All of the entries must be reproduced exactly, with no images carried over.

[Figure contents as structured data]
[start]
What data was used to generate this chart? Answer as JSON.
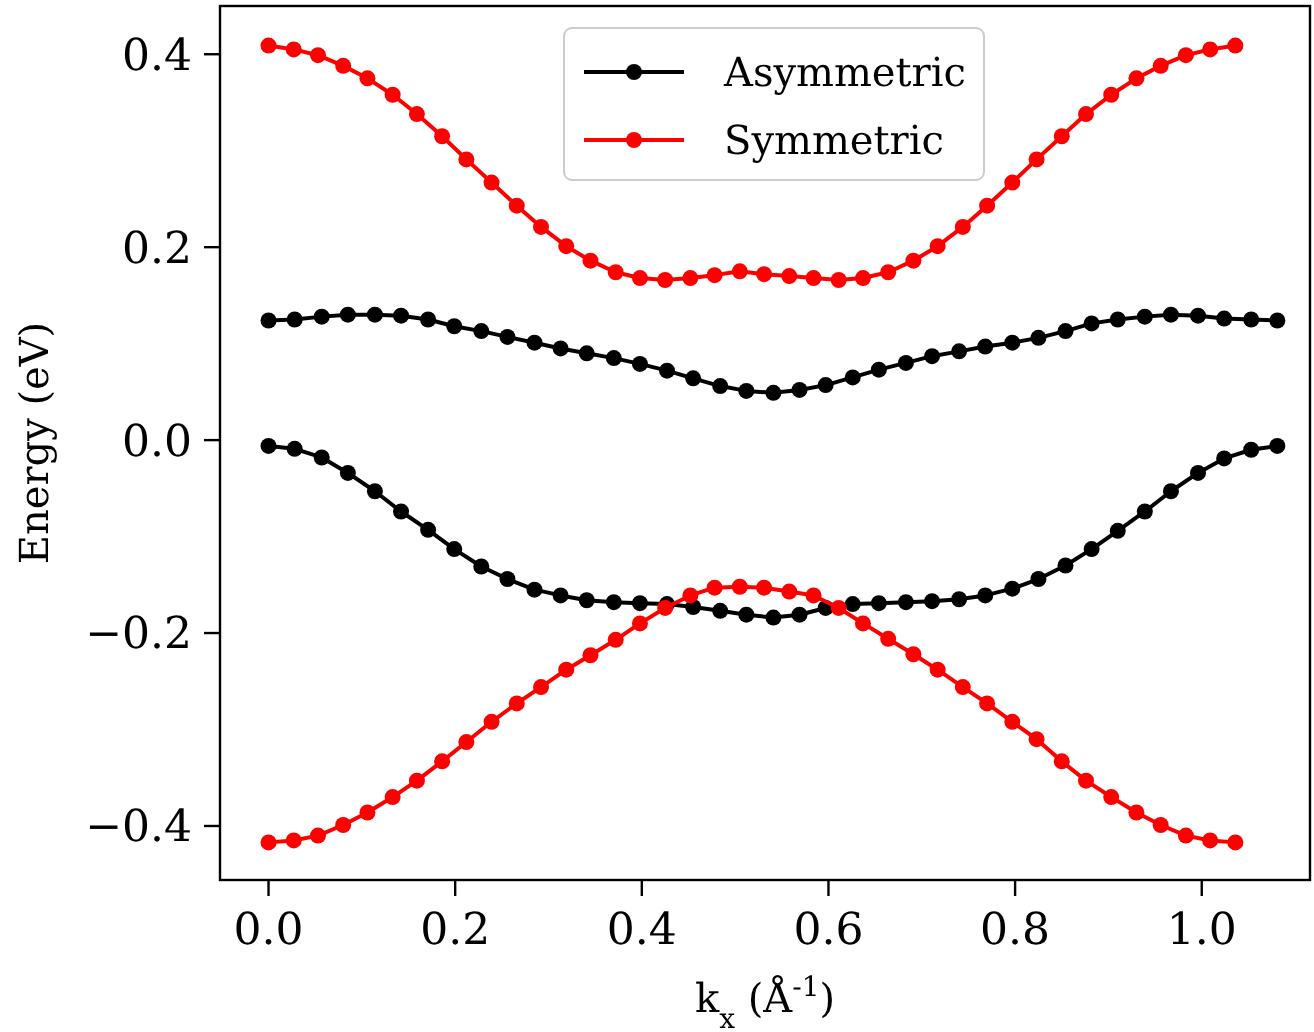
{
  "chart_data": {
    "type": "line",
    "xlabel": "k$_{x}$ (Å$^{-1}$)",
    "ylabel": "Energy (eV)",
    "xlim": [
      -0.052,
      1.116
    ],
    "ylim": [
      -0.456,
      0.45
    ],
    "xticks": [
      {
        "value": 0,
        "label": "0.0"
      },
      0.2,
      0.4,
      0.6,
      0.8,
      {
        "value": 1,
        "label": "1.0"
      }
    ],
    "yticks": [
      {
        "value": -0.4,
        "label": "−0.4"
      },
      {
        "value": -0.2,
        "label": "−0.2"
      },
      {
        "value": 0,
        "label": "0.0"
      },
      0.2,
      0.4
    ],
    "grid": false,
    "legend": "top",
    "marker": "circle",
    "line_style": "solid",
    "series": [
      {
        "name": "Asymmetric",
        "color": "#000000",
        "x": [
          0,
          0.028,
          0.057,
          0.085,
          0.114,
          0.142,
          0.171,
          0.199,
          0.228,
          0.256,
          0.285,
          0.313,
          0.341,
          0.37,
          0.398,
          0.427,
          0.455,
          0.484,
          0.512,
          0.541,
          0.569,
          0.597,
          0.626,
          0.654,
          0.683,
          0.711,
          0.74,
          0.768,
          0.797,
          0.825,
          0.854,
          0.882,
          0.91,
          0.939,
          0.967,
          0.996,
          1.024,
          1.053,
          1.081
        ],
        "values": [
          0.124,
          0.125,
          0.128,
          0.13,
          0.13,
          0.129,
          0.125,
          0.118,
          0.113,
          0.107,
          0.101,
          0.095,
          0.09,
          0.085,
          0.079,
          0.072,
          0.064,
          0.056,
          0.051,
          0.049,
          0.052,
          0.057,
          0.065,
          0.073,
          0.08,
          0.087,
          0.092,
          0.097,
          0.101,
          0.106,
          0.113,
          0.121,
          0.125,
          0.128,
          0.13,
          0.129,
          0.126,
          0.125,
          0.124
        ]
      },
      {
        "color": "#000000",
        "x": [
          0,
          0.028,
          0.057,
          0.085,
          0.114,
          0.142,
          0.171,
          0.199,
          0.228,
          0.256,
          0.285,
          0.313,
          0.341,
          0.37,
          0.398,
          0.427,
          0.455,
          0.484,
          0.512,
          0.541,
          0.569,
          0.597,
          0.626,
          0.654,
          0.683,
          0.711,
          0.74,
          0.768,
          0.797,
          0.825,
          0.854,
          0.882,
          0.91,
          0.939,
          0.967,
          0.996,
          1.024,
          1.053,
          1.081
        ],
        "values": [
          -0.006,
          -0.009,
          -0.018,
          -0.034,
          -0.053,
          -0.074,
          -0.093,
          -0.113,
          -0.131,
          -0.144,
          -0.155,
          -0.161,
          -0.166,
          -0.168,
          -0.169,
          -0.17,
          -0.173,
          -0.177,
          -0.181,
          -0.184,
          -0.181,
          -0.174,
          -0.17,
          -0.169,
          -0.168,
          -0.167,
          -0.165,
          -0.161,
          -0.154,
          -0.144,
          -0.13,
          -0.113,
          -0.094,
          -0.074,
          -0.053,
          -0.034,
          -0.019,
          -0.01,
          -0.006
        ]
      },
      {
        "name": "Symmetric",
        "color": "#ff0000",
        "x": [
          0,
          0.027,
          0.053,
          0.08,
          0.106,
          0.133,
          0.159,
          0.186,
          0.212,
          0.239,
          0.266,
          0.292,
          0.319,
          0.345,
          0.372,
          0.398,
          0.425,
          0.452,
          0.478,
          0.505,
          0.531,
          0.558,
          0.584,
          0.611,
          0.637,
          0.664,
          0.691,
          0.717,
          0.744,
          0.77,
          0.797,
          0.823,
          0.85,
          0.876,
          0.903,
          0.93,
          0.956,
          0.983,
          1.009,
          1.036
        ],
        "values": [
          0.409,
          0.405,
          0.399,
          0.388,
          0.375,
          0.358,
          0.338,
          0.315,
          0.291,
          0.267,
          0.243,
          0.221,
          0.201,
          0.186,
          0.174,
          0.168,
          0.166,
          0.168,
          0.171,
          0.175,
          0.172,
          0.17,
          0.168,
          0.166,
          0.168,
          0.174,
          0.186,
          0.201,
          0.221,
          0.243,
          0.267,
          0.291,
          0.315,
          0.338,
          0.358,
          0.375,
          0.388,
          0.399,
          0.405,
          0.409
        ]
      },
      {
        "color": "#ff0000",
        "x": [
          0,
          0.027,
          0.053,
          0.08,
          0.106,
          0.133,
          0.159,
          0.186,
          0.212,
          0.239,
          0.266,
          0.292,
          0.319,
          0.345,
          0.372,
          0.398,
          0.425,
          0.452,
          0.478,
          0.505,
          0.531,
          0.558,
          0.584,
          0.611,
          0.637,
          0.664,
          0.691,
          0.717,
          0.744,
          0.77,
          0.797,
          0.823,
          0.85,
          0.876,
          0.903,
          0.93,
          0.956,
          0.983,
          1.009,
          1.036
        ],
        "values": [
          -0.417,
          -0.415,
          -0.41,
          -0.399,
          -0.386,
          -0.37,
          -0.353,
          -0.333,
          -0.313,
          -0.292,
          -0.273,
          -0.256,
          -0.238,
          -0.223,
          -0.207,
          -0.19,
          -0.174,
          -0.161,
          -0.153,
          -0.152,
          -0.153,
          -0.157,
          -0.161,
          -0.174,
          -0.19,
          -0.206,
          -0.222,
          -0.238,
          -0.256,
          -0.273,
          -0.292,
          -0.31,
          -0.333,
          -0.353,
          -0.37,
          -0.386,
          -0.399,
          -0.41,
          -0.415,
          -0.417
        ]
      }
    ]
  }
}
[end]
## Result for this exercise:
What data was used to generate this chart? Answer as JSON.
{
  "chart_data": {
    "type": "line",
    "xlabel": "k$_{x}$ (Å$^{-1}$)",
    "ylabel": "Energy (eV)",
    "xlim": [
      -0.052,
      1.116
    ],
    "ylim": [
      -0.456,
      0.45
    ],
    "xticks": [
      {
        "value": 0,
        "label": "0.0"
      },
      0.2,
      0.4,
      0.6,
      0.8,
      {
        "value": 1,
        "label": "1.0"
      }
    ],
    "yticks": [
      {
        "value": -0.4,
        "label": "−0.4"
      },
      {
        "value": -0.2,
        "label": "−0.2"
      },
      {
        "value": 0,
        "label": "0.0"
      },
      0.2,
      0.4
    ],
    "grid": false,
    "legend": "top",
    "marker": "circle",
    "line_style": "solid",
    "series": [
      {
        "name": "Asymmetric",
        "color": "#000000",
        "x": [
          0,
          0.028,
          0.057,
          0.085,
          0.114,
          0.142,
          0.171,
          0.199,
          0.228,
          0.256,
          0.285,
          0.313,
          0.341,
          0.37,
          0.398,
          0.427,
          0.455,
          0.484,
          0.512,
          0.541,
          0.569,
          0.597,
          0.626,
          0.654,
          0.683,
          0.711,
          0.74,
          0.768,
          0.797,
          0.825,
          0.854,
          0.882,
          0.91,
          0.939,
          0.967,
          0.996,
          1.024,
          1.053,
          1.081
        ],
        "values": [
          0.124,
          0.125,
          0.128,
          0.13,
          0.13,
          0.129,
          0.125,
          0.118,
          0.113,
          0.107,
          0.101,
          0.095,
          0.09,
          0.085,
          0.079,
          0.072,
          0.064,
          0.056,
          0.051,
          0.049,
          0.052,
          0.057,
          0.065,
          0.073,
          0.08,
          0.087,
          0.092,
          0.097,
          0.101,
          0.106,
          0.113,
          0.121,
          0.125,
          0.128,
          0.13,
          0.129,
          0.126,
          0.125,
          0.124
        ]
      },
      {
        "color": "#000000",
        "x": [
          0,
          0.028,
          0.057,
          0.085,
          0.114,
          0.142,
          0.171,
          0.199,
          0.228,
          0.256,
          0.285,
          0.313,
          0.341,
          0.37,
          0.398,
          0.427,
          0.455,
          0.484,
          0.512,
          0.541,
          0.569,
          0.597,
          0.626,
          0.654,
          0.683,
          0.711,
          0.74,
          0.768,
          0.797,
          0.825,
          0.854,
          0.882,
          0.91,
          0.939,
          0.967,
          0.996,
          1.024,
          1.053,
          1.081
        ],
        "values": [
          -0.006,
          -0.009,
          -0.018,
          -0.034,
          -0.053,
          -0.074,
          -0.093,
          -0.113,
          -0.131,
          -0.144,
          -0.155,
          -0.161,
          -0.166,
          -0.168,
          -0.169,
          -0.17,
          -0.173,
          -0.177,
          -0.181,
          -0.184,
          -0.181,
          -0.174,
          -0.17,
          -0.169,
          -0.168,
          -0.167,
          -0.165,
          -0.161,
          -0.154,
          -0.144,
          -0.13,
          -0.113,
          -0.094,
          -0.074,
          -0.053,
          -0.034,
          -0.019,
          -0.01,
          -0.006
        ]
      },
      {
        "name": "Symmetric",
        "color": "#ff0000",
        "x": [
          0,
          0.027,
          0.053,
          0.08,
          0.106,
          0.133,
          0.159,
          0.186,
          0.212,
          0.239,
          0.266,
          0.292,
          0.319,
          0.345,
          0.372,
          0.398,
          0.425,
          0.452,
          0.478,
          0.505,
          0.531,
          0.558,
          0.584,
          0.611,
          0.637,
          0.664,
          0.691,
          0.717,
          0.744,
          0.77,
          0.797,
          0.823,
          0.85,
          0.876,
          0.903,
          0.93,
          0.956,
          0.983,
          1.009,
          1.036
        ],
        "values": [
          0.409,
          0.405,
          0.399,
          0.388,
          0.375,
          0.358,
          0.338,
          0.315,
          0.291,
          0.267,
          0.243,
          0.221,
          0.201,
          0.186,
          0.174,
          0.168,
          0.166,
          0.168,
          0.171,
          0.175,
          0.172,
          0.17,
          0.168,
          0.166,
          0.168,
          0.174,
          0.186,
          0.201,
          0.221,
          0.243,
          0.267,
          0.291,
          0.315,
          0.338,
          0.358,
          0.375,
          0.388,
          0.399,
          0.405,
          0.409
        ]
      },
      {
        "color": "#ff0000",
        "x": [
          0,
          0.027,
          0.053,
          0.08,
          0.106,
          0.133,
          0.159,
          0.186,
          0.212,
          0.239,
          0.266,
          0.292,
          0.319,
          0.345,
          0.372,
          0.398,
          0.425,
          0.452,
          0.478,
          0.505,
          0.531,
          0.558,
          0.584,
          0.611,
          0.637,
          0.664,
          0.691,
          0.717,
          0.744,
          0.77,
          0.797,
          0.823,
          0.85,
          0.876,
          0.903,
          0.93,
          0.956,
          0.983,
          1.009,
          1.036
        ],
        "values": [
          -0.417,
          -0.415,
          -0.41,
          -0.399,
          -0.386,
          -0.37,
          -0.353,
          -0.333,
          -0.313,
          -0.292,
          -0.273,
          -0.256,
          -0.238,
          -0.223,
          -0.207,
          -0.19,
          -0.174,
          -0.161,
          -0.153,
          -0.152,
          -0.153,
          -0.157,
          -0.161,
          -0.174,
          -0.19,
          -0.206,
          -0.222,
          -0.238,
          -0.256,
          -0.273,
          -0.292,
          -0.31,
          -0.333,
          -0.353,
          -0.37,
          -0.386,
          -0.399,
          -0.41,
          -0.415,
          -0.417
        ]
      }
    ]
  }
}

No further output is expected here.